WHAT IS NEEDED:
Below is a block of records; return all of them exactly, but without the images.

** start **

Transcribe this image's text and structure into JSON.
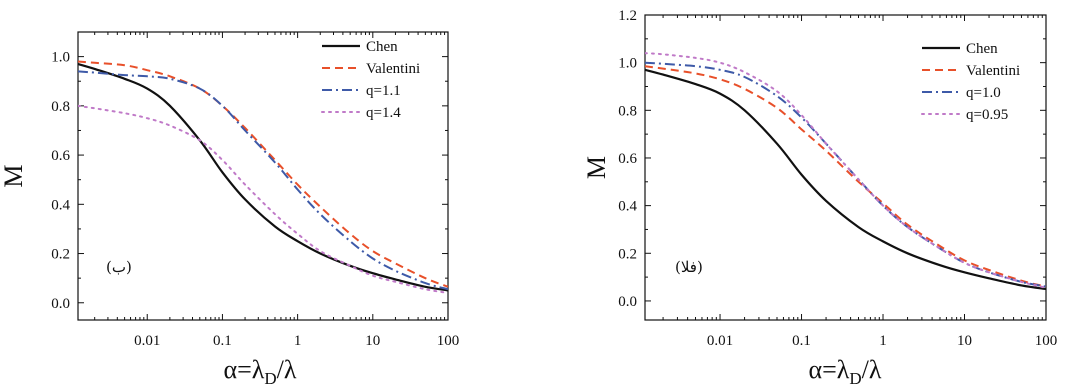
{
  "chart_data": [
    {
      "type": "line",
      "panel_label": "(ب)",
      "xscale": "log",
      "xlim": [
        0.0012,
        100
      ],
      "ylim": [
        -0.07,
        1.1
      ],
      "xticks": [
        {
          "value": 0.01,
          "label": "0.01"
        },
        {
          "value": 0.1,
          "label": "0.1"
        },
        {
          "value": 1,
          "label": "1"
        },
        {
          "value": 10,
          "label": "10"
        },
        {
          "value": 100,
          "label": "100"
        }
      ],
      "yticks": [
        {
          "value": 0.0,
          "label": "0.0"
        },
        {
          "value": 0.2,
          "label": "0.2"
        },
        {
          "value": 0.4,
          "label": "0.4"
        },
        {
          "value": 0.6,
          "label": "0.6"
        },
        {
          "value": 0.8,
          "label": "0.8"
        },
        {
          "value": 1.0,
          "label": "1.0"
        }
      ],
      "ylabel": "M",
      "xlabel": "α=λD/λ",
      "xlabel_main": "α=λ",
      "xlabel_sub": "D",
      "xlabel_tail": "/λ",
      "legend_position": "top-right",
      "series": [
        {
          "name": "Chen",
          "color": "#111111",
          "dash": "solid",
          "x": [
            0.0012,
            0.002,
            0.005,
            0.01,
            0.02,
            0.05,
            0.1,
            0.2,
            0.5,
            1,
            2,
            5,
            10,
            20,
            50,
            100
          ],
          "y": [
            0.97,
            0.95,
            0.91,
            0.87,
            0.8,
            0.66,
            0.53,
            0.42,
            0.31,
            0.25,
            0.2,
            0.15,
            0.12,
            0.095,
            0.065,
            0.05
          ]
        },
        {
          "name": "Valentini",
          "color": "#e8502a",
          "dash": "dashed",
          "x": [
            0.0012,
            0.002,
            0.005,
            0.01,
            0.02,
            0.05,
            0.1,
            0.2,
            0.5,
            1,
            2,
            5,
            10,
            20,
            50,
            100
          ],
          "y": [
            0.98,
            0.975,
            0.965,
            0.945,
            0.92,
            0.87,
            0.8,
            0.71,
            0.58,
            0.48,
            0.39,
            0.28,
            0.21,
            0.16,
            0.1,
            0.065
          ]
        },
        {
          "name": "q=1.1",
          "color": "#3e5aa8",
          "dash": "dashdot",
          "x": [
            0.0012,
            0.002,
            0.005,
            0.01,
            0.02,
            0.05,
            0.1,
            0.2,
            0.5,
            1,
            2,
            5,
            10,
            20,
            50,
            100
          ],
          "y": [
            0.94,
            0.935,
            0.925,
            0.92,
            0.91,
            0.87,
            0.8,
            0.7,
            0.57,
            0.46,
            0.36,
            0.25,
            0.18,
            0.13,
            0.08,
            0.055
          ]
        },
        {
          "name": "q=1.4",
          "color": "#c07ac8",
          "dash": "dotted",
          "x": [
            0.0012,
            0.002,
            0.005,
            0.01,
            0.02,
            0.05,
            0.1,
            0.2,
            0.5,
            1,
            2,
            5,
            10,
            20,
            50,
            100
          ],
          "y": [
            0.8,
            0.79,
            0.77,
            0.75,
            0.72,
            0.66,
            0.58,
            0.48,
            0.36,
            0.28,
            0.21,
            0.15,
            0.11,
            0.085,
            0.055,
            0.04
          ]
        }
      ]
    },
    {
      "type": "line",
      "panel_label": "(الف)",
      "xscale": "log",
      "xlim": [
        0.0012,
        100
      ],
      "ylim": [
        -0.08,
        1.2
      ],
      "xticks": [
        {
          "value": 0.01,
          "label": "0.01"
        },
        {
          "value": 0.1,
          "label": "0.1"
        },
        {
          "value": 1,
          "label": "1"
        },
        {
          "value": 10,
          "label": "10"
        },
        {
          "value": 100,
          "label": "100"
        }
      ],
      "yticks": [
        {
          "value": 0.0,
          "label": "0.0"
        },
        {
          "value": 0.2,
          "label": "0.2"
        },
        {
          "value": 0.4,
          "label": "0.4"
        },
        {
          "value": 0.6,
          "label": "0.6"
        },
        {
          "value": 0.8,
          "label": "0.8"
        },
        {
          "value": 1.0,
          "label": "1.0"
        },
        {
          "value": 1.2,
          "label": "1.2"
        }
      ],
      "ylabel": "M",
      "xlabel": "α=λD/λ",
      "xlabel_main": "α=λ",
      "xlabel_sub": "D",
      "xlabel_tail": "/λ",
      "legend_position": "top-right",
      "series": [
        {
          "name": "Chen",
          "color": "#111111",
          "dash": "solid",
          "x": [
            0.0012,
            0.002,
            0.005,
            0.01,
            0.02,
            0.05,
            0.1,
            0.2,
            0.5,
            1,
            2,
            5,
            10,
            20,
            50,
            100
          ],
          "y": [
            0.97,
            0.95,
            0.91,
            0.87,
            0.8,
            0.66,
            0.53,
            0.42,
            0.31,
            0.25,
            0.2,
            0.15,
            0.12,
            0.095,
            0.065,
            0.05
          ]
        },
        {
          "name": "Valentini",
          "color": "#e8502a",
          "dash": "dashed",
          "x": [
            0.0012,
            0.002,
            0.005,
            0.01,
            0.02,
            0.05,
            0.1,
            0.2,
            0.5,
            1,
            2,
            5,
            10,
            20,
            50,
            100
          ],
          "y": [
            0.985,
            0.975,
            0.955,
            0.93,
            0.89,
            0.81,
            0.72,
            0.63,
            0.5,
            0.41,
            0.32,
            0.23,
            0.17,
            0.13,
            0.085,
            0.06
          ]
        },
        {
          "name": "q=1.0",
          "color": "#3e5aa8",
          "dash": "dashdot",
          "x": [
            0.0012,
            0.002,
            0.005,
            0.01,
            0.02,
            0.05,
            0.1,
            0.2,
            0.5,
            1,
            2,
            5,
            10,
            20,
            50,
            100
          ],
          "y": [
            1.0,
            0.995,
            0.985,
            0.97,
            0.94,
            0.86,
            0.77,
            0.66,
            0.51,
            0.4,
            0.31,
            0.22,
            0.16,
            0.12,
            0.08,
            0.06
          ]
        },
        {
          "name": "q=0.95",
          "color": "#c07ac8",
          "dash": "dotted",
          "x": [
            0.0012,
            0.002,
            0.005,
            0.01,
            0.02,
            0.05,
            0.1,
            0.2,
            0.5,
            1,
            2,
            5,
            10,
            20,
            50,
            100
          ],
          "y": [
            1.04,
            1.035,
            1.02,
            1.0,
            0.96,
            0.88,
            0.78,
            0.66,
            0.51,
            0.4,
            0.31,
            0.22,
            0.16,
            0.12,
            0.08,
            0.055
          ]
        }
      ]
    }
  ]
}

** end **

WRITTEN ANSWER:
Transcribe this image's text and structure into JSON.
{
  "chart_data": [
    {
      "type": "line",
      "panel_label": "(ب)",
      "xscale": "log",
      "xlim": [
        0.0012,
        100
      ],
      "ylim": [
        -0.07,
        1.1
      ],
      "xticks": [
        {
          "value": 0.01,
          "label": "0.01"
        },
        {
          "value": 0.1,
          "label": "0.1"
        },
        {
          "value": 1,
          "label": "1"
        },
        {
          "value": 10,
          "label": "10"
        },
        {
          "value": 100,
          "label": "100"
        }
      ],
      "yticks": [
        {
          "value": 0.0,
          "label": "0.0"
        },
        {
          "value": 0.2,
          "label": "0.2"
        },
        {
          "value": 0.4,
          "label": "0.4"
        },
        {
          "value": 0.6,
          "label": "0.6"
        },
        {
          "value": 0.8,
          "label": "0.8"
        },
        {
          "value": 1.0,
          "label": "1.0"
        }
      ],
      "ylabel": "M",
      "xlabel": "α=λD/λ",
      "xlabel_main": "α=λ",
      "xlabel_sub": "D",
      "xlabel_tail": "/λ",
      "legend_position": "top-right",
      "series": [
        {
          "name": "Chen",
          "color": "#111111",
          "dash": "solid",
          "x": [
            0.0012,
            0.002,
            0.005,
            0.01,
            0.02,
            0.05,
            0.1,
            0.2,
            0.5,
            1,
            2,
            5,
            10,
            20,
            50,
            100
          ],
          "y": [
            0.97,
            0.95,
            0.91,
            0.87,
            0.8,
            0.66,
            0.53,
            0.42,
            0.31,
            0.25,
            0.2,
            0.15,
            0.12,
            0.095,
            0.065,
            0.05
          ]
        },
        {
          "name": "Valentini",
          "color": "#e8502a",
          "dash": "dashed",
          "x": [
            0.0012,
            0.002,
            0.005,
            0.01,
            0.02,
            0.05,
            0.1,
            0.2,
            0.5,
            1,
            2,
            5,
            10,
            20,
            50,
            100
          ],
          "y": [
            0.98,
            0.975,
            0.965,
            0.945,
            0.92,
            0.87,
            0.8,
            0.71,
            0.58,
            0.48,
            0.39,
            0.28,
            0.21,
            0.16,
            0.1,
            0.065
          ]
        },
        {
          "name": "q=1.1",
          "color": "#3e5aa8",
          "dash": "dashdot",
          "x": [
            0.0012,
            0.002,
            0.005,
            0.01,
            0.02,
            0.05,
            0.1,
            0.2,
            0.5,
            1,
            2,
            5,
            10,
            20,
            50,
            100
          ],
          "y": [
            0.94,
            0.935,
            0.925,
            0.92,
            0.91,
            0.87,
            0.8,
            0.7,
            0.57,
            0.46,
            0.36,
            0.25,
            0.18,
            0.13,
            0.08,
            0.055
          ]
        },
        {
          "name": "q=1.4",
          "color": "#c07ac8",
          "dash": "dotted",
          "x": [
            0.0012,
            0.002,
            0.005,
            0.01,
            0.02,
            0.05,
            0.1,
            0.2,
            0.5,
            1,
            2,
            5,
            10,
            20,
            50,
            100
          ],
          "y": [
            0.8,
            0.79,
            0.77,
            0.75,
            0.72,
            0.66,
            0.58,
            0.48,
            0.36,
            0.28,
            0.21,
            0.15,
            0.11,
            0.085,
            0.055,
            0.04
          ]
        }
      ]
    },
    {
      "type": "line",
      "panel_label": "(الف)",
      "xscale": "log",
      "xlim": [
        0.0012,
        100
      ],
      "ylim": [
        -0.08,
        1.2
      ],
      "xticks": [
        {
          "value": 0.01,
          "label": "0.01"
        },
        {
          "value": 0.1,
          "label": "0.1"
        },
        {
          "value": 1,
          "label": "1"
        },
        {
          "value": 10,
          "label": "10"
        },
        {
          "value": 100,
          "label": "100"
        }
      ],
      "yticks": [
        {
          "value": 0.0,
          "label": "0.0"
        },
        {
          "value": 0.2,
          "label": "0.2"
        },
        {
          "value": 0.4,
          "label": "0.4"
        },
        {
          "value": 0.6,
          "label": "0.6"
        },
        {
          "value": 0.8,
          "label": "0.8"
        },
        {
          "value": 1.0,
          "label": "1.0"
        },
        {
          "value": 1.2,
          "label": "1.2"
        }
      ],
      "ylabel": "M",
      "xlabel": "α=λD/λ",
      "xlabel_main": "α=λ",
      "xlabel_sub": "D",
      "xlabel_tail": "/λ",
      "legend_position": "top-right",
      "series": [
        {
          "name": "Chen",
          "color": "#111111",
          "dash": "solid",
          "x": [
            0.0012,
            0.002,
            0.005,
            0.01,
            0.02,
            0.05,
            0.1,
            0.2,
            0.5,
            1,
            2,
            5,
            10,
            20,
            50,
            100
          ],
          "y": [
            0.97,
            0.95,
            0.91,
            0.87,
            0.8,
            0.66,
            0.53,
            0.42,
            0.31,
            0.25,
            0.2,
            0.15,
            0.12,
            0.095,
            0.065,
            0.05
          ]
        },
        {
          "name": "Valentini",
          "color": "#e8502a",
          "dash": "dashed",
          "x": [
            0.0012,
            0.002,
            0.005,
            0.01,
            0.02,
            0.05,
            0.1,
            0.2,
            0.5,
            1,
            2,
            5,
            10,
            20,
            50,
            100
          ],
          "y": [
            0.985,
            0.975,
            0.955,
            0.93,
            0.89,
            0.81,
            0.72,
            0.63,
            0.5,
            0.41,
            0.32,
            0.23,
            0.17,
            0.13,
            0.085,
            0.06
          ]
        },
        {
          "name": "q=1.0",
          "color": "#3e5aa8",
          "dash": "dashdot",
          "x": [
            0.0012,
            0.002,
            0.005,
            0.01,
            0.02,
            0.05,
            0.1,
            0.2,
            0.5,
            1,
            2,
            5,
            10,
            20,
            50,
            100
          ],
          "y": [
            1.0,
            0.995,
            0.985,
            0.97,
            0.94,
            0.86,
            0.77,
            0.66,
            0.51,
            0.4,
            0.31,
            0.22,
            0.16,
            0.12,
            0.08,
            0.06
          ]
        },
        {
          "name": "q=0.95",
          "color": "#c07ac8",
          "dash": "dotted",
          "x": [
            0.0012,
            0.002,
            0.005,
            0.01,
            0.02,
            0.05,
            0.1,
            0.2,
            0.5,
            1,
            2,
            5,
            10,
            20,
            50,
            100
          ],
          "y": [
            1.04,
            1.035,
            1.02,
            1.0,
            0.96,
            0.88,
            0.78,
            0.66,
            0.51,
            0.4,
            0.31,
            0.22,
            0.16,
            0.12,
            0.08,
            0.055
          ]
        }
      ]
    }
  ]
}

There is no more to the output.